■ What this task involves
Print every entry word for word, but omit the pictures.

━━━ Information provided ━━━

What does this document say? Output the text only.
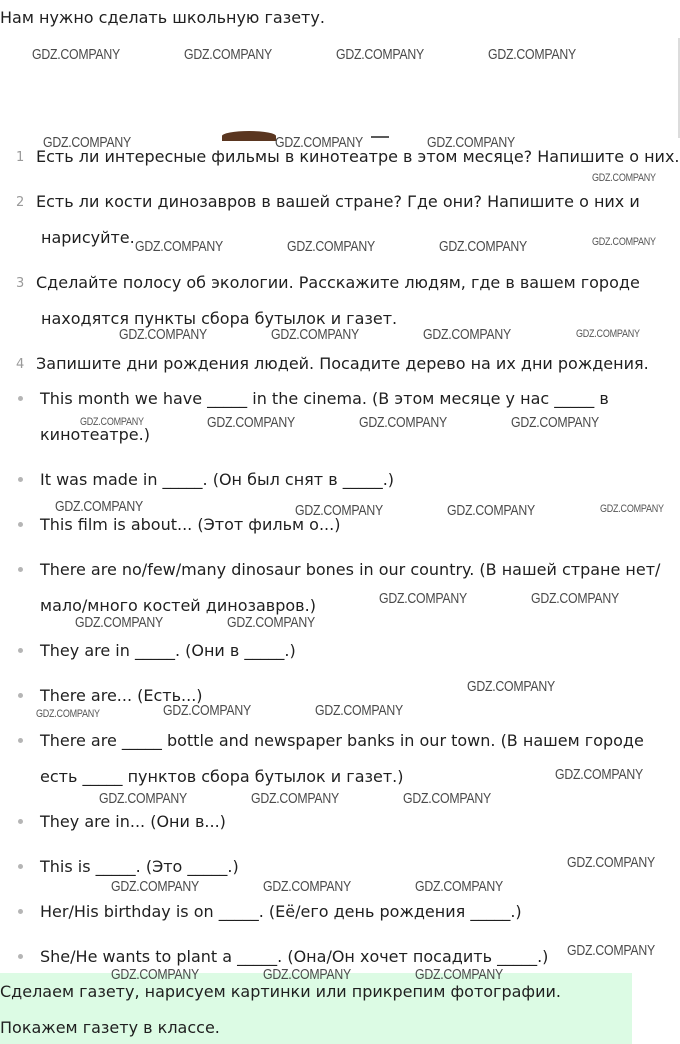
Нам нужно сделать школьную газету.
1 Есть ли интересные фильмы в кинотеатре в этом месяце? Напишите о них.
2 Есть ли кости динозавров в вашей стране? Где они? Напишите о них и
нарисуйте.
3 Сделайте полосу об экологии. Расскажите людям, где в вашем городе
находятся пункты сбора бутылок и газет.
4 Запишите дни рождения людей. Посадите дерево на их дни рождения.
This month we have _____ in the cinema. (В этом месяце у нас _____ в
кинотеатре.)
It was made in _____. (Он был снят в _____.)
This film is about... (Этот фильм о...)
There are no/few/many dinosaur bones in our country. (В нашей стране нет/
мало/много костей динозавров.)
They are in _____. (Они в _____.)
There are... (Есть...)
There are _____ bottle and newspaper banks in our town. (В нашем городе
есть _____ пунктов сбора бутылок и газет.)
They are in... (Они в...)
This is _____. (Это _____.)
Her/His birthday is on _____. (Её/его день рождения _____.)
She/He wants to plant a _____. (Она/Он хочет посадить _____.)
Сделаем газету, нарисуем картинки или прикрепим фотографии.
Покажем газету в классе.
GDZ.COMPANY	GDZ.COMPANY	GDZ.COMPANY	GDZ.COMPANY
GDZ.COMPANY	GDZ.COMPANY	GDZ.COMPANY
GDZ.COMPANY
GDZ.COMPANY	GDZ.COMPANY	GDZ.COMPANY	GDZ.COMPANY
GDZ.COMPANY	GDZ.COMPANY	GDZ.COMPANY	GDZ.COMPANY
GDZ.COMPANY	GDZ.COMPANY	GDZ.COMPANY	GDZ.COMPANY
GDZ.COMPANY	GDZ.COMPANY	GDZ.COMPANY	GDZ.COMPANY
GDZ.COMPANY	GDZ.COMPANY
GDZ.COMPANY	GDZ.COMPANY
GDZ.COMPANY
GDZ.COMPANY	GDZ.COMPANY	GDZ.COMPANY
GDZ.COMPANY
GDZ.COMPANY	GDZ.COMPANY	GDZ.COMPANY
GDZ.COMPANY
GDZ.COMPANY	GDZ.COMPANY	GDZ.COMPANY
GDZ.COMPANY
GDZ.COMPANY	GDZ.COMPANY	GDZ.COMPANY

━━━

■ Result for this task
What does this document say? Output the text only.
Нам нужно сделать школьную газету.
1 Есть ли интересные фильмы в кинотеатре в этом месяце? Напишите о них.
2 Есть ли кости динозавров в вашей стране? Где они? Напишите о них и
нарисуйте.
3 Сделайте полосу об экологии. Расскажите людям, где в вашем городе
находятся пункты сбора бутылок и газет.
4 Запишите дни рождения людей. Посадите дерево на их дни рождения.
This month we have _____ in the cinema. (В этом месяце у нас _____ в
кинотеатре.)
It was made in _____. (Он был снят в _____.)
This film is about... (Этот фильм о...)
There are no/few/many dinosaur bones in our country. (В нашей стране нет/
мало/много костей динозавров.)
They are in _____. (Они в _____.)
There are... (Есть...)
There are _____ bottle and newspaper banks in our town. (В нашем городе
есть _____ пунктов сбора бутылок и газет.)
They are in... (Они в...)
This is _____. (Это _____.)
Her/His birthday is on _____. (Её/его день рождения _____.)
She/He wants to plant a _____. (Она/Он хочет посадить _____.)
Сделаем газету, нарисуем картинки или прикрепим фотографии.
Покажем газету в классе.
GDZ.COMPANY	GDZ.COMPANY	GDZ.COMPANY	GDZ.COMPANY
GDZ.COMPANY	GDZ.COMPANY	GDZ.COMPANY
GDZ.COMPANY
GDZ.COMPANY	GDZ.COMPANY	GDZ.COMPANY	GDZ.COMPANY
GDZ.COMPANY	GDZ.COMPANY	GDZ.COMPANY	GDZ.COMPANY
GDZ.COMPANY	GDZ.COMPANY	GDZ.COMPANY	GDZ.COMPANY
GDZ.COMPANY	GDZ.COMPANY	GDZ.COMPANY	GDZ.COMPANY
GDZ.COMPANY	GDZ.COMPANY
GDZ.COMPANY	GDZ.COMPANY
GDZ.COMPANY
GDZ.COMPANY	GDZ.COMPANY	GDZ.COMPANY
GDZ.COMPANY
GDZ.COMPANY	GDZ.COMPANY	GDZ.COMPANY
GDZ.COMPANY
GDZ.COMPANY	GDZ.COMPANY	GDZ.COMPANY
GDZ.COMPANY
GDZ.COMPANY	GDZ.COMPANY	GDZ.COMPANY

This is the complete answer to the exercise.